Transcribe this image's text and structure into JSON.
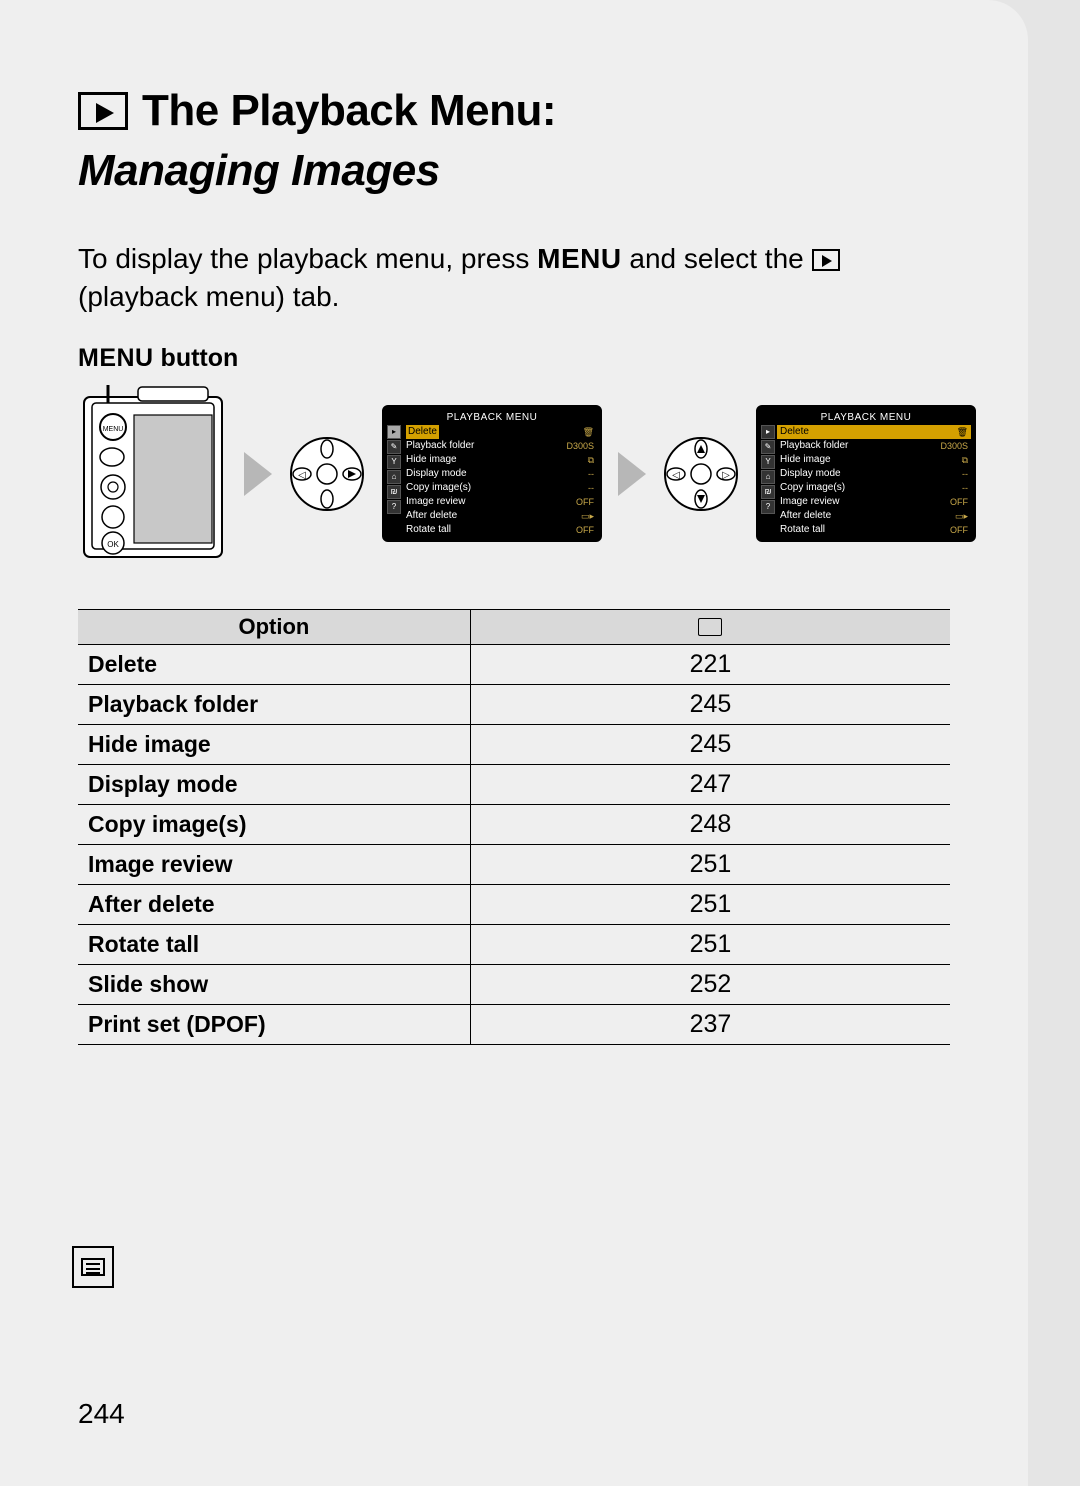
{
  "header": {
    "title": "The Playback Menu:",
    "subtitle": "Managing Images"
  },
  "intro": {
    "pre": "To display the playback menu, press ",
    "menu_word": "MENU",
    "mid": " and select the ",
    "post": " (playback menu) tab."
  },
  "menu_button_label_prefix": "MENU",
  "menu_button_label_suffix": " button",
  "screen": {
    "title": "PLAYBACK MENU",
    "rows": [
      {
        "label": "Delete",
        "value": "🗑"
      },
      {
        "label": "Playback folder",
        "value": "D300S"
      },
      {
        "label": "Hide image",
        "value": "⧉"
      },
      {
        "label": "Display mode",
        "value": "--"
      },
      {
        "label": "Copy image(s)",
        "value": "--"
      },
      {
        "label": "Image review",
        "value": "OFF"
      },
      {
        "label": "After delete",
        "value": "▭▸"
      },
      {
        "label": "Rotate tall",
        "value": "OFF"
      }
    ]
  },
  "options_table": {
    "headers": {
      "option": "Option"
    },
    "rows": [
      {
        "option": "Delete",
        "page": "221"
      },
      {
        "option": "Playback folder",
        "page": "245"
      },
      {
        "option": "Hide image",
        "page": "245"
      },
      {
        "option": "Display mode",
        "page": "247"
      },
      {
        "option": "Copy image(s)",
        "page": "248"
      },
      {
        "option": "Image review",
        "page": "251"
      },
      {
        "option": "After delete",
        "page": "251"
      },
      {
        "option": "Rotate tall",
        "page": "251"
      },
      {
        "option": "Slide show",
        "page": "252"
      },
      {
        "option": "Print set (DPOF)",
        "page": "237"
      }
    ]
  },
  "page_number": "244",
  "colors": {
    "page_bg": "#efefef",
    "outer_bg": "#e5e5e5",
    "table_header_bg": "#d9d9d9",
    "screen_bg": "#000000",
    "screen_hl": "#d4a000",
    "arrow": "#b7b7b7"
  }
}
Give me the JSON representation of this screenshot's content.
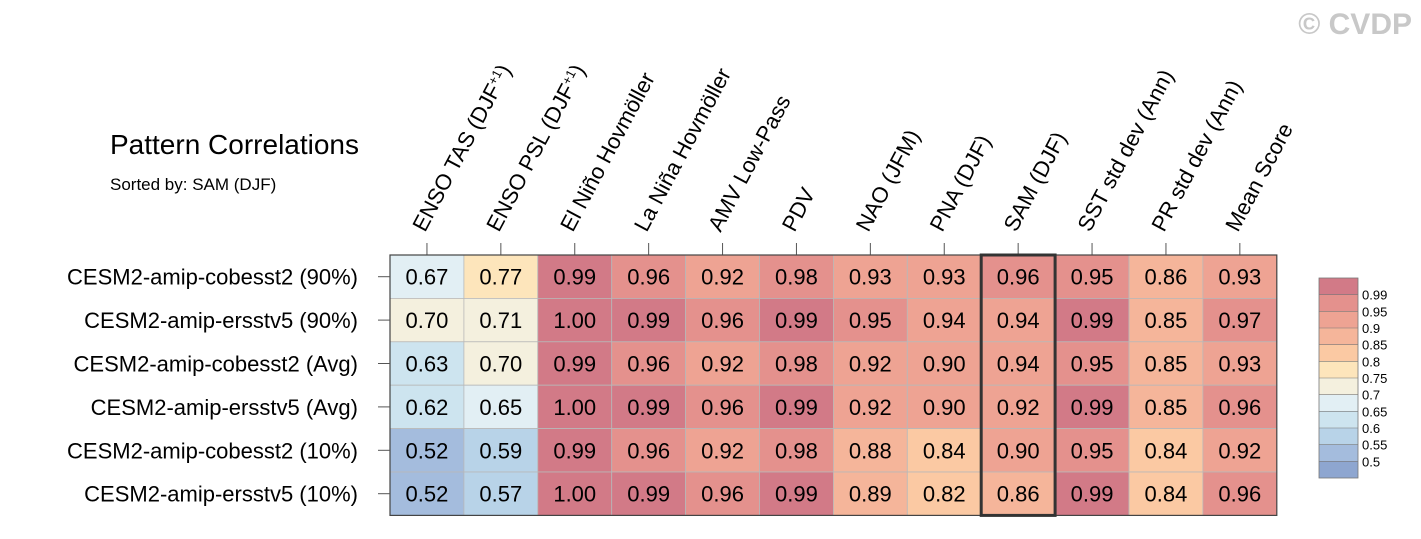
{
  "copyright": "© CVDP",
  "chart_data": {
    "type": "heatmap",
    "title": "Pattern Correlations",
    "subtitle": "Sorted by: SAM (DJF)",
    "highlight_column": "SAM (DJF)",
    "columns": [
      {
        "label": "ENSO TAS (DJF",
        "sup": "+1",
        "close": ")"
      },
      {
        "label": "ENSO PSL (DJF",
        "sup": "+1",
        "close": ")"
      },
      {
        "label": "El Niño Hovmöller"
      },
      {
        "label": "La Niña Hovmöller"
      },
      {
        "label": "AMV Low-Pass"
      },
      {
        "label": "PDV"
      },
      {
        "label": "NAO (JFM)"
      },
      {
        "label": "PNA (DJF)"
      },
      {
        "label": "SAM (DJF)"
      },
      {
        "label": "SST std dev (Ann)"
      },
      {
        "label": "PR std dev (Ann)"
      },
      {
        "label": "Mean Score"
      }
    ],
    "rows": [
      "CESM2-amip-cobesst2 (90%)",
      "CESM2-amip-ersstv5 (90%)",
      "CESM2-amip-cobesst2 (Avg)",
      "CESM2-amip-ersstv5 (Avg)",
      "CESM2-amip-cobesst2 (10%)",
      "CESM2-amip-ersstv5 (10%)"
    ],
    "values": [
      [
        "0.67",
        "0.77",
        "0.99",
        "0.96",
        "0.92",
        "0.98",
        "0.93",
        "0.93",
        "0.96",
        "0.95",
        "0.86",
        "0.93"
      ],
      [
        "0.70",
        "0.71",
        "1.00",
        "0.99",
        "0.96",
        "0.99",
        "0.95",
        "0.94",
        "0.94",
        "0.99",
        "0.85",
        "0.97"
      ],
      [
        "0.63",
        "0.70",
        "0.99",
        "0.96",
        "0.92",
        "0.98",
        "0.92",
        "0.90",
        "0.94",
        "0.95",
        "0.85",
        "0.93"
      ],
      [
        "0.62",
        "0.65",
        "1.00",
        "0.99",
        "0.96",
        "0.99",
        "0.92",
        "0.90",
        "0.92",
        "0.99",
        "0.85",
        "0.96"
      ],
      [
        "0.52",
        "0.59",
        "0.99",
        "0.96",
        "0.92",
        "0.98",
        "0.88",
        "0.84",
        "0.90",
        "0.95",
        "0.84",
        "0.92"
      ],
      [
        "0.52",
        "0.57",
        "1.00",
        "0.99",
        "0.96",
        "0.99",
        "0.89",
        "0.82",
        "0.86",
        "0.99",
        "0.84",
        "0.96"
      ]
    ],
    "colorbar": {
      "levels": [
        "0.99",
        "0.95",
        "0.9",
        "0.85",
        "0.8",
        "0.75",
        "0.7",
        "0.65",
        "0.6",
        "0.55",
        "0.5"
      ],
      "colors": [
        "#d27a87",
        "#e4918d",
        "#eea393",
        "#f5b59a",
        "#fbc9a3",
        "#fde5bb",
        "#f4f0de",
        "#e2eff4",
        "#cde4ef",
        "#b8d3e8",
        "#a4bcdd",
        "#8ea6d0"
      ]
    }
  }
}
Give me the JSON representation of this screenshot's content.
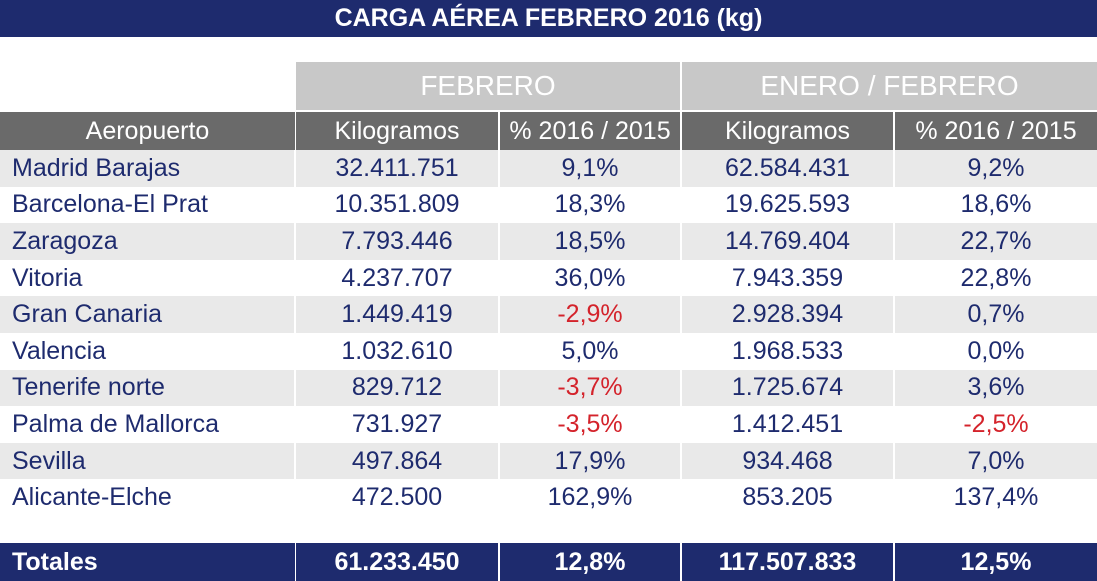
{
  "header": {
    "title": "CARGA AÉREA FEBRERO 2016 (kg)"
  },
  "table": {
    "group_headers": [
      "FEBRERO",
      "ENERO / FEBRERO"
    ],
    "columns": [
      "Aeropuerto",
      "Kilogramos",
      "% 2016 / 2015",
      "Kilogramos",
      "% 2016 / 2015"
    ],
    "rows": [
      [
        "Madrid Barajas",
        "32.411.751",
        "9,1%",
        "62.584.431",
        "9,2%"
      ],
      [
        "Barcelona-El Prat",
        "10.351.809",
        "18,3%",
        "19.625.593",
        "18,6%"
      ],
      [
        "Zaragoza",
        "7.793.446",
        "18,5%",
        "14.769.404",
        "22,7%"
      ],
      [
        "Vitoria",
        "4.237.707",
        "36,0%",
        "7.943.359",
        "22,8%"
      ],
      [
        "Gran Canaria",
        "1.449.419",
        "-2,9%",
        "2.928.394",
        "0,7%"
      ],
      [
        "Valencia",
        "1.032.610",
        "5,0%",
        "1.968.533",
        "0,0%"
      ],
      [
        "Tenerife norte",
        "829.712",
        "-3,7%",
        "1.725.674",
        "3,6%"
      ],
      [
        "Palma de Mallorca",
        "731.927",
        "-3,5%",
        "1.412.451",
        "-2,5%"
      ],
      [
        "Sevilla",
        "497.864",
        "17,9%",
        "934.468",
        "7,0%"
      ],
      [
        "Alicante-Elche",
        "472.500",
        "162,9%",
        "853.205",
        "137,4%"
      ]
    ],
    "totals": [
      "Totales",
      "61.233.450",
      "12,8%",
      "117.507.833",
      "12,5%"
    ]
  }
}
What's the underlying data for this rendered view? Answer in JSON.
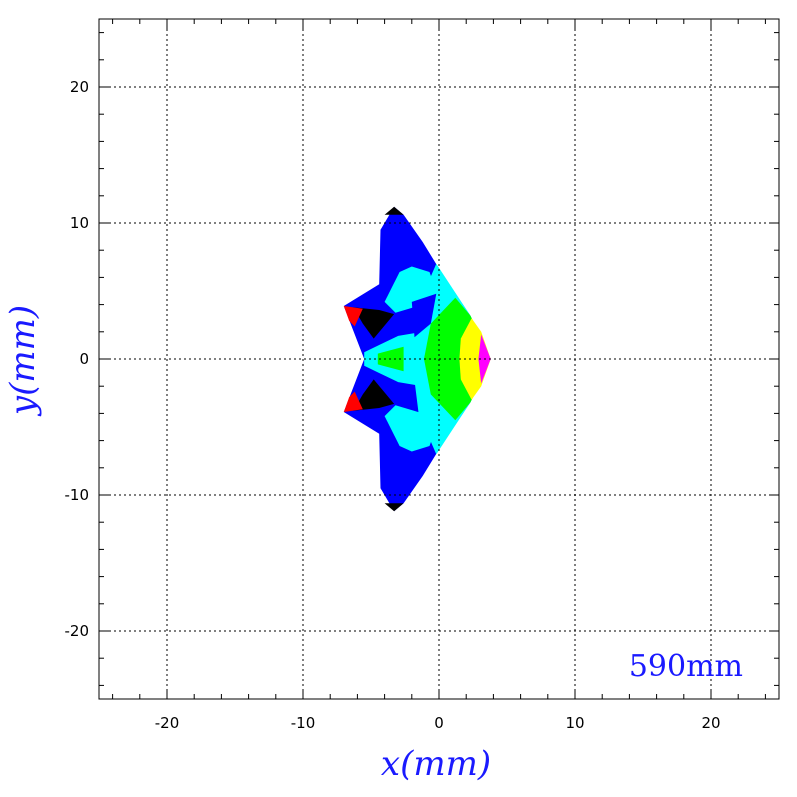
{
  "chart_data": {
    "type": "heatmap",
    "title": "",
    "xlabel": "x(mm)",
    "ylabel": "y(mm)",
    "xlim": [
      -25,
      25
    ],
    "ylim": [
      -25,
      25
    ],
    "x_ticks": [
      -20,
      -10,
      0,
      10,
      20
    ],
    "y_ticks": [
      -20,
      -10,
      0,
      10,
      20
    ],
    "x_tick_labels": [
      "-20",
      "-10",
      "0",
      "10",
      "20"
    ],
    "y_tick_labels": [
      "-20",
      "-10",
      "0",
      "10",
      "20"
    ],
    "grid": true,
    "grid_style": "dotted",
    "annotation": "590mm",
    "annotation_position": "bottom-right",
    "contour_colors": [
      "#000000",
      "#0000ff",
      "#00ffff",
      "#00ff00",
      "#ffff00",
      "#ff00ff",
      "#ff0000"
    ],
    "outline": [
      [
        -3.3,
        11.2
      ],
      [
        -2.6,
        10.6
      ],
      [
        -1.2,
        8.6
      ],
      [
        0.4,
        6.0
      ],
      [
        2.3,
        3.2
      ],
      [
        3.8,
        0
      ],
      [
        2.3,
        -3.2
      ],
      [
        0.4,
        -6.0
      ],
      [
        -1.2,
        -8.6
      ],
      [
        -2.6,
        -10.6
      ],
      [
        -3.3,
        -11.2
      ],
      [
        -4.3,
        -9.5
      ],
      [
        -4.4,
        -5.5
      ],
      [
        -7.0,
        -3.9
      ],
      [
        -5.5,
        0
      ],
      [
        -7.0,
        3.9
      ],
      [
        -4.4,
        5.5
      ],
      [
        -4.3,
        9.5
      ]
    ],
    "regions": [
      {
        "color": "#0000ff",
        "points": [
          [
            -3.3,
            11.2
          ],
          [
            -2.6,
            10.6
          ],
          [
            -1.2,
            8.6
          ],
          [
            0.4,
            6.0
          ],
          [
            2.3,
            3.2
          ],
          [
            3.8,
            0
          ],
          [
            2.3,
            -3.2
          ],
          [
            0.4,
            -6.0
          ],
          [
            -1.2,
            -8.6
          ],
          [
            -2.6,
            -10.6
          ],
          [
            -3.3,
            -11.2
          ],
          [
            -4.3,
            -9.5
          ],
          [
            -4.4,
            -5.5
          ],
          [
            -7.0,
            -3.9
          ],
          [
            -5.5,
            0
          ],
          [
            -7.0,
            3.9
          ],
          [
            -4.4,
            5.5
          ],
          [
            -4.3,
            9.5
          ]
        ]
      },
      {
        "color": "#000000",
        "points": [
          [
            -3.3,
            11.2
          ],
          [
            -2.6,
            10.6
          ],
          [
            -4.0,
            10.6
          ]
        ]
      },
      {
        "color": "#000000",
        "points": [
          [
            -3.3,
            -11.2
          ],
          [
            -2.6,
            -10.6
          ],
          [
            -4.0,
            -10.6
          ]
        ]
      },
      {
        "color": "#00ffff",
        "points": [
          [
            -0.2,
            7.0
          ],
          [
            2.3,
            3.2
          ],
          [
            3.8,
            0
          ],
          [
            2.3,
            -3.2
          ],
          [
            -0.2,
            -7.0
          ],
          [
            -1.5,
            -4.0
          ],
          [
            -2.0,
            0
          ],
          [
            -1.5,
            4.0
          ]
        ]
      },
      {
        "color": "#00ffff",
        "points": [
          [
            -2.9,
            6.4
          ],
          [
            -2.0,
            6.8
          ],
          [
            -0.7,
            6.4
          ],
          [
            -0.3,
            5.3
          ],
          [
            -1.2,
            4.0
          ],
          [
            -3.2,
            3.4
          ],
          [
            -4.0,
            4.2
          ]
        ]
      },
      {
        "color": "#00ffff",
        "points": [
          [
            -2.9,
            -6.4
          ],
          [
            -2.0,
            -6.8
          ],
          [
            -0.7,
            -6.4
          ],
          [
            -0.3,
            -5.3
          ],
          [
            -1.2,
            -4.0
          ],
          [
            -3.2,
            -3.4
          ],
          [
            -4.0,
            -4.2
          ]
        ]
      },
      {
        "color": "#00ffff",
        "points": [
          [
            -5.5,
            0.5
          ],
          [
            -3.0,
            1.7
          ],
          [
            -1.2,
            2.0
          ],
          [
            -1.2,
            -2.0
          ],
          [
            -3.0,
            -1.7
          ],
          [
            -5.5,
            -0.5
          ]
        ]
      },
      {
        "color": "#0000ff",
        "points": [
          [
            -2.0,
            4.2
          ],
          [
            -0.2,
            4.8
          ],
          [
            -0.6,
            2.6
          ],
          [
            -1.8,
            1.6
          ]
        ]
      },
      {
        "color": "#00ff00",
        "points": [
          [
            1.2,
            4.5
          ],
          [
            2.3,
            3.2
          ],
          [
            3.0,
            1.8
          ],
          [
            3.0,
            -1.8
          ],
          [
            2.3,
            -3.2
          ],
          [
            1.2,
            -4.5
          ],
          [
            -0.6,
            -2.6
          ],
          [
            -1.1,
            0
          ],
          [
            -0.6,
            2.6
          ]
        ]
      },
      {
        "color": "#00ff00",
        "points": [
          [
            -4.5,
            0.4
          ],
          [
            -2.6,
            0.9
          ],
          [
            -2.6,
            -0.9
          ],
          [
            -4.5,
            -0.4
          ]
        ]
      },
      {
        "color": "#ffff00",
        "points": [
          [
            2.4,
            3.0
          ],
          [
            3.1,
            2.0
          ],
          [
            3.8,
            0
          ],
          [
            3.1,
            -2.0
          ],
          [
            2.4,
            -3.0
          ],
          [
            1.6,
            -1.5
          ],
          [
            1.5,
            0
          ],
          [
            1.6,
            1.5
          ]
        ]
      },
      {
        "color": "#ff00ff",
        "points": [
          [
            3.1,
            1.8
          ],
          [
            3.8,
            0
          ],
          [
            3.1,
            -1.8
          ],
          [
            2.9,
            0
          ]
        ]
      },
      {
        "color": "#000000",
        "points": [
          [
            -6.3,
            3.8
          ],
          [
            -4.4,
            3.6
          ],
          [
            -3.3,
            3.3
          ],
          [
            -4.8,
            1.5
          ],
          [
            -5.6,
            2.6
          ]
        ]
      },
      {
        "color": "#000000",
        "points": [
          [
            -6.3,
            -3.8
          ],
          [
            -4.4,
            -3.6
          ],
          [
            -3.3,
            -3.3
          ],
          [
            -4.8,
            -1.5
          ],
          [
            -5.6,
            -2.6
          ]
        ]
      },
      {
        "color": "#ff0000",
        "points": [
          [
            -7.0,
            3.9
          ],
          [
            -5.6,
            3.7
          ],
          [
            -6.2,
            2.4
          ],
          [
            -6.6,
            2.8
          ]
        ]
      },
      {
        "color": "#ff0000",
        "points": [
          [
            -7.0,
            -3.9
          ],
          [
            -5.6,
            -3.7
          ],
          [
            -6.2,
            -2.4
          ],
          [
            -6.6,
            -2.8
          ]
        ]
      }
    ]
  }
}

_ _ _ _ _

Pull out all lines from the entries above that include the word "ENSO".

## COMPLETE RESPONSE
        "label": "ENSO TAS (DJF",
        "label": "ENSO PSL (DJF",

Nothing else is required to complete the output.